## WRITTEN EXERCISE
Copy out exactly the lines from the one containing "Give me a plain-text" to the last line of the records below, both included, and leave out any pictures.

───── RECORDS TO USE

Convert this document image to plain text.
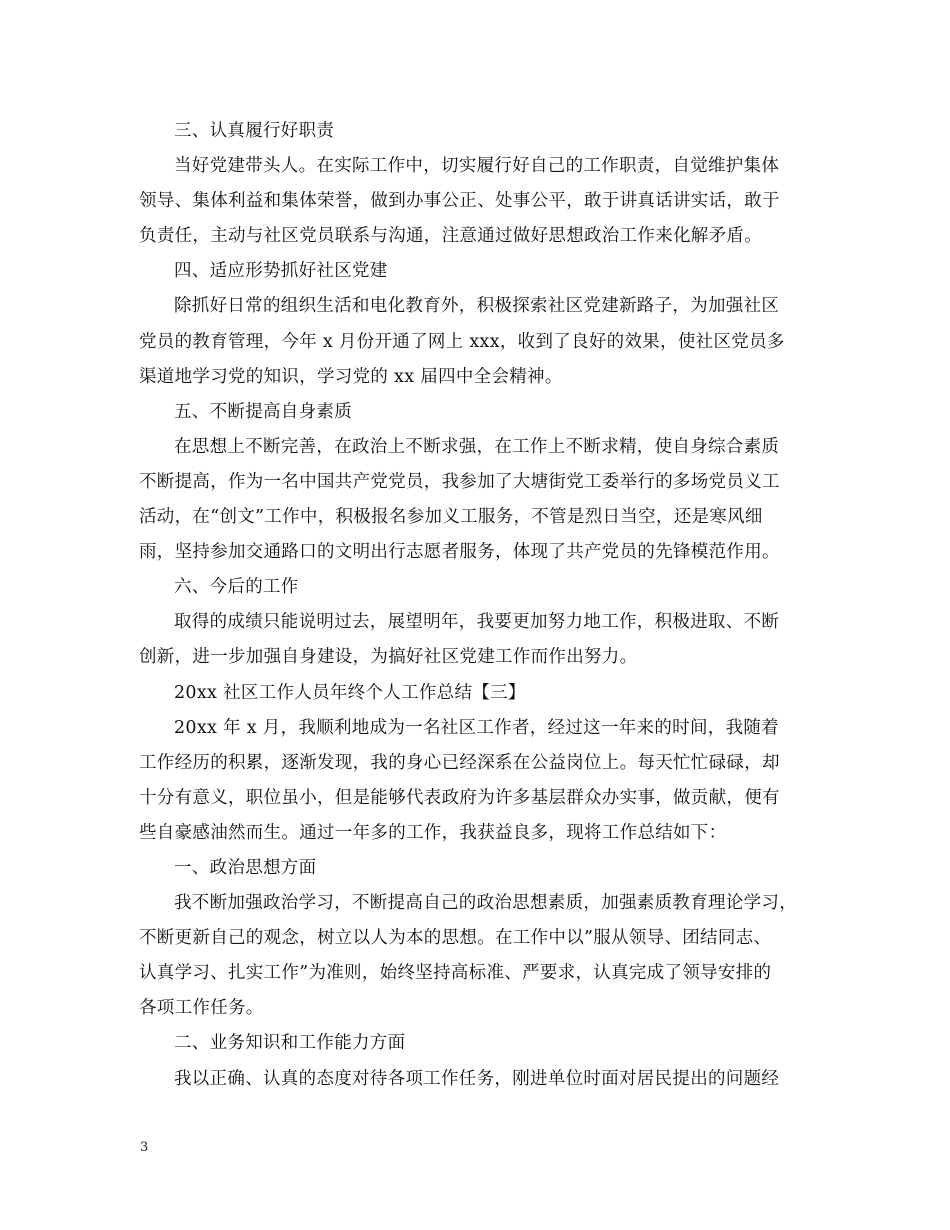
三、认真履行好职责
当好党建带头人。在实际工作中，切实履行好自己的工作职责，自觉维护集体
领导、集体利益和集体荣誉，做到办事公正、处事公平，敢于讲真话讲实话，敢于
负责任，主动与社区党员联系与沟通，注意通过做好思想政治工作来化解矛盾。
四、适应形势抓好社区党建
除抓好日常的组织生活和电化教育外，积极探索社区党建新路子，为加强社区
党员的教育管理，今年 x 月份开通了网上 xxx，收到了良好的效果，使社区党员多
渠道地学习党的知识，学习党的 xx 届四中全会精神。
五、不断提高自身素质
在思想上不断完善，在政治上不断求强，在工作上不断求精，使自身综合素质
不断提高，作为一名中国共产党党员，我参加了大塘街党工委举行的多场党员义工
活动，在“创文”工作中，积极报名参加义工服务，不管是烈日当空，还是寒风细
雨，坚持参加交通路口的文明出行志愿者服务，体现了共产党员的先锋模范作用。
六、今后的工作
取得的成绩只能说明过去，展望明年，我要更加努力地工作，积极进取、不断
创新，进一步加强自身建设，为搞好社区党建工作而作出努力。
20xx 社区工作人员年终个人工作总结【三】
20xx 年 x 月，我顺利地成为一名社区工作者，经过这一年来的时间，我随着
工作经历的积累，逐渐发现，我的身心已经深系在公益岗位上。每天忙忙碌碌，却
十分有意义，职位虽小，但是能够代表政府为许多基层群众办实事，做贡献，便有
些自豪感油然而生。通过一年多的工作，我获益良多，现将工作总结如下：
一、政治思想方面
我不断加强政治学习，不断提高自己的政治思想素质，加强素质教育理论学习，
不断更新自己的观念，树立以人为本的思想。在工作中以”服从领导、团结同志、
认真学习、扎实工作”为准则，始终坚持高标准、严要求，认真完成了领导安排的
各项工作任务。
二、业务知识和工作能力方面
我以正确、认真的态度对待各项工作任务，刚进单位时面对居民提出的问题经
3
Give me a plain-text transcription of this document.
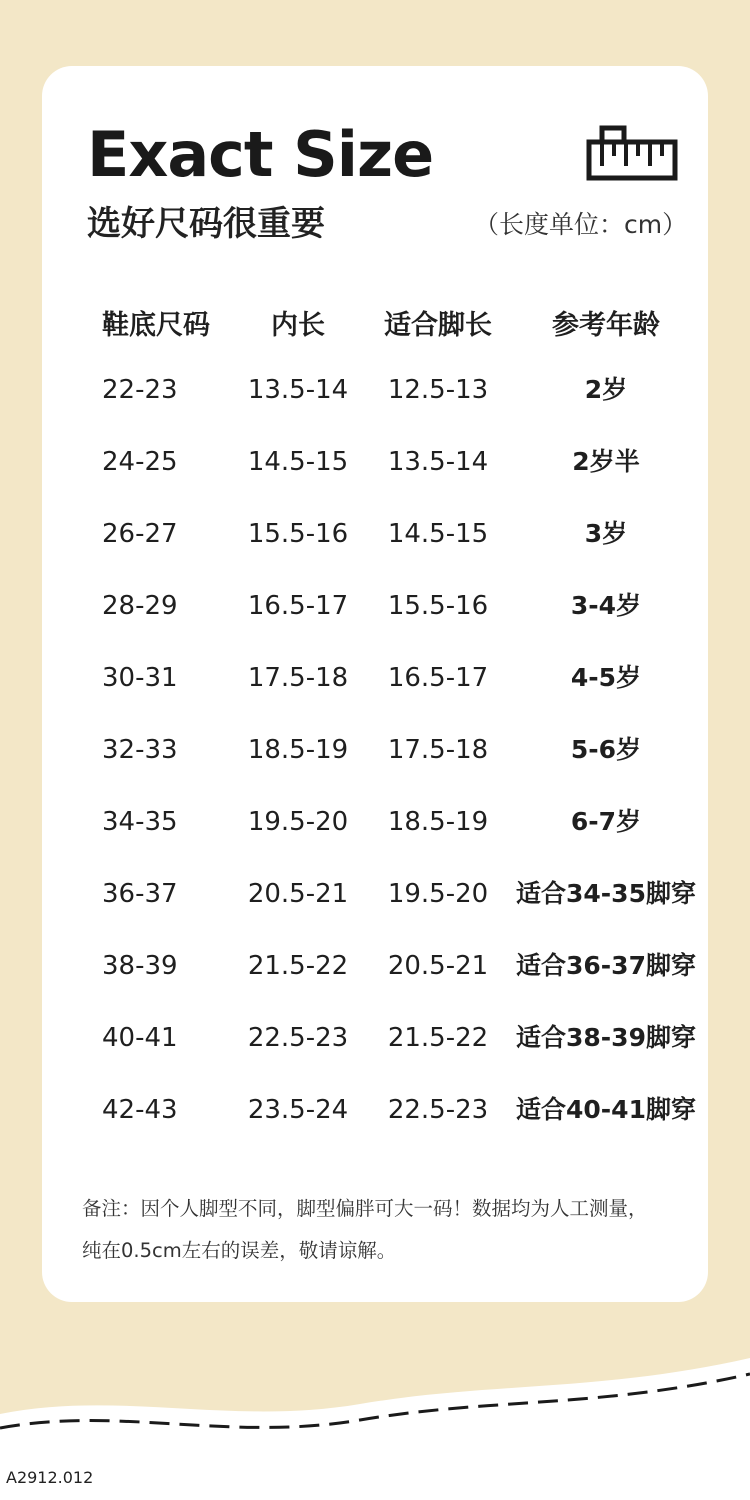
Exact Size
选好尺码很重要	（长度单位：cm）
鞋底尺码	内长	适合脚长	参考年龄
22-23	13.5-14	12.5-13	2岁
24-25	14.5-15	13.5-14	2岁半
26-27	15.5-16	14.5-15	3岁
28-29	16.5-17	15.5-16	3-4岁
30-31	17.5-18	16.5-17	4-5岁
32-33	18.5-19	17.5-18	5-6岁
34-35	19.5-20	18.5-19	6-7岁
36-37	20.5-21	19.5-20	适合34-35脚穿
38-39	21.5-22	20.5-21	适合36-37脚穿
40-41	22.5-23	21.5-22	适合38-39脚穿
42-43	23.5-24	22.5-23	适合40-41脚穿
备注：因个人脚型不同，脚型偏胖可大一码！数据均为人工测量，
纯在0.5cm左右的误差，敬请谅解。
A2912.012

──────────

## REPLY
Give me a plain-text transcription of this document.
Exact Size
选好尺码很重要	（长度单位：cm）
鞋底尺码	内长	适合脚长	参考年龄
22-23	13.5-14	12.5-13	2岁
24-25	14.5-15	13.5-14	2岁半
26-27	15.5-16	14.5-15	3岁
28-29	16.5-17	15.5-16	3-4岁
30-31	17.5-18	16.5-17	4-5岁
32-33	18.5-19	17.5-18	5-6岁
34-35	19.5-20	18.5-19	6-7岁
36-37	20.5-21	19.5-20	适合34-35脚穿
38-39	21.5-22	20.5-21	适合36-37脚穿
40-41	22.5-23	21.5-22	适合38-39脚穿
42-43	23.5-24	22.5-23	适合40-41脚穿
备注：因个人脚型不同，脚型偏胖可大一码！数据均为人工测量，
纯在0.5cm左右的误差，敬请谅解。
A2912.012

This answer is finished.